[start of Source]

The Duck and the Darklings

By Glenda Millard. Illustration by Stephen Michael King

Reading The Duck and the Darklings is a dramatic venture. There is a yearning, like the moment before cool water enters thirsty lips. Relief, perhaps, and a longing. Something magnificent is about to unfold.

“Reading The Duck and the Darklings is a dramatic venture.

Yes. I do know I’m talking about a picture book. But this is not a usual kind of picture book.

The sad thing is, this book is not highly circulated. This is a book that sits outside the ‘normal’ rounds of picture books for reasons I cannot fathom. It is a shame. Glenda Millard deserves enormous credit for her work The Duck and The Darklings. If you haven’t read it, do. Even better, have someone read it to you.

Watch Darren Hanlon read it here.

[end of Source]

— What is required —
Continue the review of The Duck and the Darklings from its last sentence.

[start of Data excerpt]

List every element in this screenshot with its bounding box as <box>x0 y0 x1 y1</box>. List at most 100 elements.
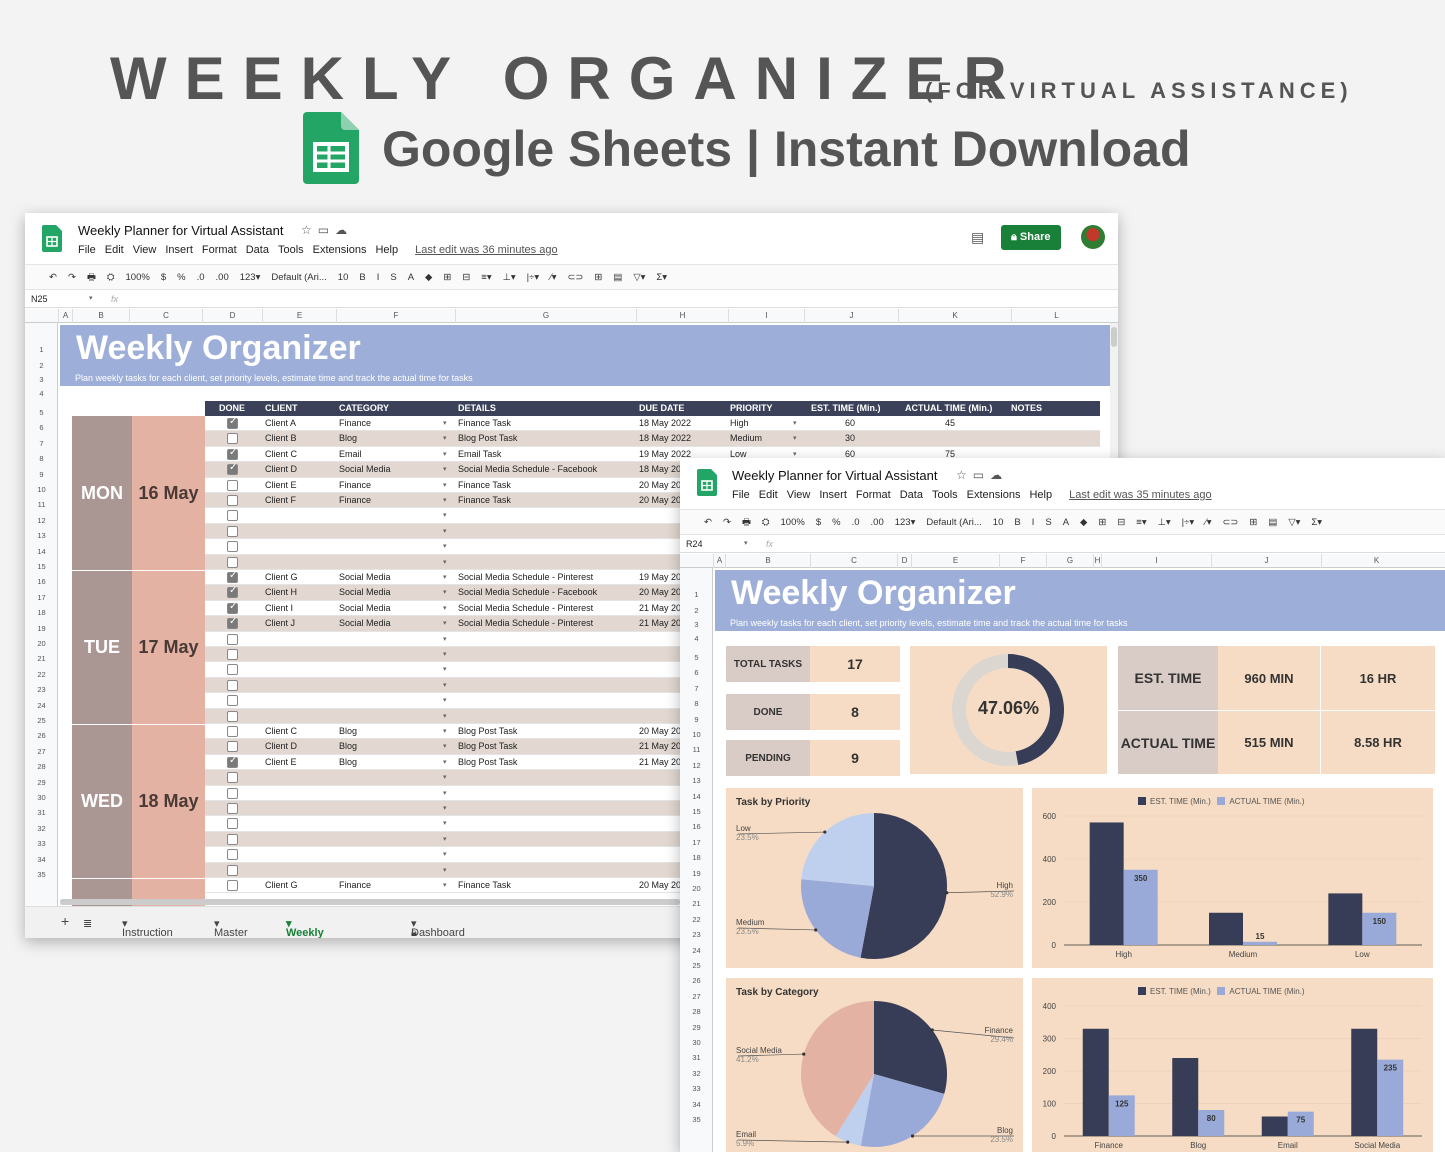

[end of Data excerpt]

— Response to this task —
I say it often; I love nothing more than a children’s writer who respects their readers. Glenda Millard in another shining example of a writer who shows her young audience the greatest respect. Nothing is coated in sugar. Nothing is falsely bright. The Duck and the Darklings is no light-hearted story. Millard does children the curtesy of telling a story bereft of false cheer but brimming with hopefulness.

It is of a fable which, happily, is completely lacking in the forced didactics of other cautionary tales. All we are asked to do is consider – what if?

“… all around them the earth remained strangely bright and beautiful. The old ones looked in shame for the wounds man had made. But time had soothes earth’s hurts. She was dressed anew in flowers and forests.”

Glenda Millard – The Duck and the Darklings

The Story

In a dystopian place where the earth is barren and bare, Peterboy and Grandpapa live in the land of Dark.

“Dark was a sorry, spoiled place; a broken and battered place.”

Dark is a place of refuge for those who have survived. The old one’s don’t talk about how bright and beautiful the world was once.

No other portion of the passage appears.